The API talks to the blockchain through the chain module (apps/api/src/modules/chain/), which is @Global() so every module can inject it. Application code works with domain types behind four injection tokens — it never imports CosmJS or builds protobuf by hand outside this module.

The four tokens

Defined in chain/interfaces/ and bound in chain.module.ts:

TokenInterfaceResponsibility
CHAIN_GOVERNANCEChainGovernanceServiceQuery groups, members, policies, proposals, votes
CHAIN_TOKENChainTokenServiceQuery balances and total supply
CHAIN_BROADCASTChainBroadcastServiceBroadcast signed txs, simulate gas
TRANSACTION_BUILDERTransactionBuilderServiceBuild MsgSubmitProposal, MsgVote, MsgExec, etc.

Consumers inject with @Inject(CHAIN_GOVERNANCE) and depend on the interface type. Implementations live in chain/cosmos/ (CosmJS); there are also chain/stubs/ used in tests, and a per-organization RPC context (chain/context/) so each Organization can target its own node when PER_ORG_RPC_ENABLED=true.

modules/<feature>/services/ ──@Inject──▶ CHAIN_* / TRANSACTION_BUILDER (interfaces/)

cosmos/ (CosmJS) │ or stubs/ (tests)

cbdc-node (Cosmos SDK RPC)

Transaction flow

When a user submits a proposal (e.g. a mint):

  1. The feature service asks TRANSACTION_BUILDER to build the appropriate MsgSubmitProposal (wrapping the inner x/group or x/cbdc message) plus the proposer's vote, using EXEC_TRY so it executes the moment the threshold is met.
  2. The custody module signs the tx bytes with the proposer's encrypted key (chain-tx-executor.service.ts).
  3. CHAIN_BROADCAST submits the signed tx and waits for inclusion.

→ **TASK REQUIREMENTS**:
1 – Using the text on the chain module, answer these:
(a) In which folder do the CosmJS implementations live?
(b) What setting must be true for each Organization to target its own node?
(c) With what key does the custody module sign the tx bytes?
2 – Transcribe the text on the chain module starting at "1. The feature" and ending at "encrypted key (chain-tx-executor.service.ts).".

→ **RECORDS PROVIDED**:

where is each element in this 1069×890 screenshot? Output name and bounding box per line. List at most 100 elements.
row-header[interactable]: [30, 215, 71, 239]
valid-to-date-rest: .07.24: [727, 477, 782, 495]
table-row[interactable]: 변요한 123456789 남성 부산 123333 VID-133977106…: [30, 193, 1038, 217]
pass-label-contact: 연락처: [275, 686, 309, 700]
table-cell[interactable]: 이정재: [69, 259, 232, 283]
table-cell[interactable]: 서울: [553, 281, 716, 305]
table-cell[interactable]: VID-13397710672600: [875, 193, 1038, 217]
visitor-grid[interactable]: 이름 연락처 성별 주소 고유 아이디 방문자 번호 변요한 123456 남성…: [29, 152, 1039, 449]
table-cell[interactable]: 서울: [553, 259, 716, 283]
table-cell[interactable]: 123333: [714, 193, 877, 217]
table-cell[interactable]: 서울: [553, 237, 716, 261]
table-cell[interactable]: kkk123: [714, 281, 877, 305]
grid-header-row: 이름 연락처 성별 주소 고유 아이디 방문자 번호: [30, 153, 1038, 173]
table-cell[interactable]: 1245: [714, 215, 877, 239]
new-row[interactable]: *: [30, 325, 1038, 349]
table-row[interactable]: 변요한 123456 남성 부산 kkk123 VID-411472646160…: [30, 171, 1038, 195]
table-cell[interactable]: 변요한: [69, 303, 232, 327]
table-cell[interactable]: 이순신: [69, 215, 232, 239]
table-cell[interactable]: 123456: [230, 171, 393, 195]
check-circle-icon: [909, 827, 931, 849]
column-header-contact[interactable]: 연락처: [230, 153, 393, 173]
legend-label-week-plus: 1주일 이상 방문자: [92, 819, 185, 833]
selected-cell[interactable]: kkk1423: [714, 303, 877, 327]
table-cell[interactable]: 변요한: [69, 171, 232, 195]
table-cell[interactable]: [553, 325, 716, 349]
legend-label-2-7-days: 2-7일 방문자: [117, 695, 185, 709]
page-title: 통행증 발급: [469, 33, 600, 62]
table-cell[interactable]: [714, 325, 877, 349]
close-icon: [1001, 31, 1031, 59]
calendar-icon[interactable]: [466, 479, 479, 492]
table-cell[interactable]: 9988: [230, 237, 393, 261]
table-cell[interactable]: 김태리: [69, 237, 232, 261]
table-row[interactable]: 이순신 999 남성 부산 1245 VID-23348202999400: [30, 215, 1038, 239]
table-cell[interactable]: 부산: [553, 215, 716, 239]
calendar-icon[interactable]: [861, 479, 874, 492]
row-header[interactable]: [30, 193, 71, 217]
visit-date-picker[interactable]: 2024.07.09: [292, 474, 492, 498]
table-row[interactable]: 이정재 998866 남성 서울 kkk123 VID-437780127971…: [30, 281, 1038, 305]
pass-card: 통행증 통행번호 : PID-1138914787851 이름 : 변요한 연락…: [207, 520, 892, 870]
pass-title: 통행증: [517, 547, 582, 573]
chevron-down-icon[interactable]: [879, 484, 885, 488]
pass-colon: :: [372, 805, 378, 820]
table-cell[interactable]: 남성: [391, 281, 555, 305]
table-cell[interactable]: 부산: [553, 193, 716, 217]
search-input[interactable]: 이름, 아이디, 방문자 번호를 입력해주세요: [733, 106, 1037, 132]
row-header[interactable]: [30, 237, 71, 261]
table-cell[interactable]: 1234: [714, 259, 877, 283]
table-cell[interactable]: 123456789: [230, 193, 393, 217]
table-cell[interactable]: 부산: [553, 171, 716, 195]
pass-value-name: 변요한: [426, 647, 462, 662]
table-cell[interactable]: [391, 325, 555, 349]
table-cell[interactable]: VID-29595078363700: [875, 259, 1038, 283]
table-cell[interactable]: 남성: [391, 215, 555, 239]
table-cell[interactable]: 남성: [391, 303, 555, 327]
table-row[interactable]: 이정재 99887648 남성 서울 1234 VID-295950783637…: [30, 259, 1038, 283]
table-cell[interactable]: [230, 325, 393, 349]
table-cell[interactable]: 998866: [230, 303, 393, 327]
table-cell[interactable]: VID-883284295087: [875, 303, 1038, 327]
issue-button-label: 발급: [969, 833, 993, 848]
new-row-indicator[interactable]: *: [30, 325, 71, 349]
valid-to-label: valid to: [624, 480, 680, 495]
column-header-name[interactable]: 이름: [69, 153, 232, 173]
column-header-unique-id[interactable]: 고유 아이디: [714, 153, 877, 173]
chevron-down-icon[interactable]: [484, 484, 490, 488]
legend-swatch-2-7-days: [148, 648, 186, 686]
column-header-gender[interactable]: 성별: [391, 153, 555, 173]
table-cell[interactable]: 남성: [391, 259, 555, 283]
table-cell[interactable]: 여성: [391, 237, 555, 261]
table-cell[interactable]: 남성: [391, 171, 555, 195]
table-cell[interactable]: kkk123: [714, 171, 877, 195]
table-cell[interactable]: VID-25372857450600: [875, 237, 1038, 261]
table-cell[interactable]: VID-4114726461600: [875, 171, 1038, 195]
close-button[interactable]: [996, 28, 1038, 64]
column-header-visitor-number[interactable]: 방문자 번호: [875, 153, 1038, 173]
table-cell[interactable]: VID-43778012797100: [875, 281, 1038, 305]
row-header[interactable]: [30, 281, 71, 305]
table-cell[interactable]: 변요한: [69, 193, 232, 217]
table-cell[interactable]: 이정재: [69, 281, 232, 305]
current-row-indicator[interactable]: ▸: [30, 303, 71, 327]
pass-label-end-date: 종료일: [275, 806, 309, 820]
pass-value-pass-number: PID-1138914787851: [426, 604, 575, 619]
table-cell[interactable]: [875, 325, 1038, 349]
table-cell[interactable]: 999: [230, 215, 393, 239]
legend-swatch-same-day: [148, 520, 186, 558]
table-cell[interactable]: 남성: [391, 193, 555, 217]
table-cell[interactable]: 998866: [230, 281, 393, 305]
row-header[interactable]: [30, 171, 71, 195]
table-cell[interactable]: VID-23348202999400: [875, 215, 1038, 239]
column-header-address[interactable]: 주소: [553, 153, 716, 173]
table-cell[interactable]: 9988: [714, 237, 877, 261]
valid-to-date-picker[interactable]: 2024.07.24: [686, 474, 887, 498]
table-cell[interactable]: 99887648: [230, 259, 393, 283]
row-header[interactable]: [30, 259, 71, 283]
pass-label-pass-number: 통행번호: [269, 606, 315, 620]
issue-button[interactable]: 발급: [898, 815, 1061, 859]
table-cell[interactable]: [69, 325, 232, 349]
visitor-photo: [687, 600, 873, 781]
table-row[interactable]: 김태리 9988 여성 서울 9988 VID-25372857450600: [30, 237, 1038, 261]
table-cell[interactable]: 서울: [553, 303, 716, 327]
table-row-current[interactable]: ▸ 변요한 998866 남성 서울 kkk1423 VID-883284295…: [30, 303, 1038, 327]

→ **ANSWERS FOR THIS EXERCISE**:
1 –
(a) chain/cosmos/
(b) PER_ORG_RPC_ENABLED=true
(c) The proposer's encrypted key

2 –
1. The feature service asks TRANSACTION_BUILDER to build the appropriate MsgSubmitProposal (wrapping the inner x/group or x/cbdc message) plus the proposer's vote, using EXEC_TRY so it executes the moment the threshold is met.
  2. The custody module signs the tx bytes with the proposer's encrypted key (chain-tx-executor.service.ts).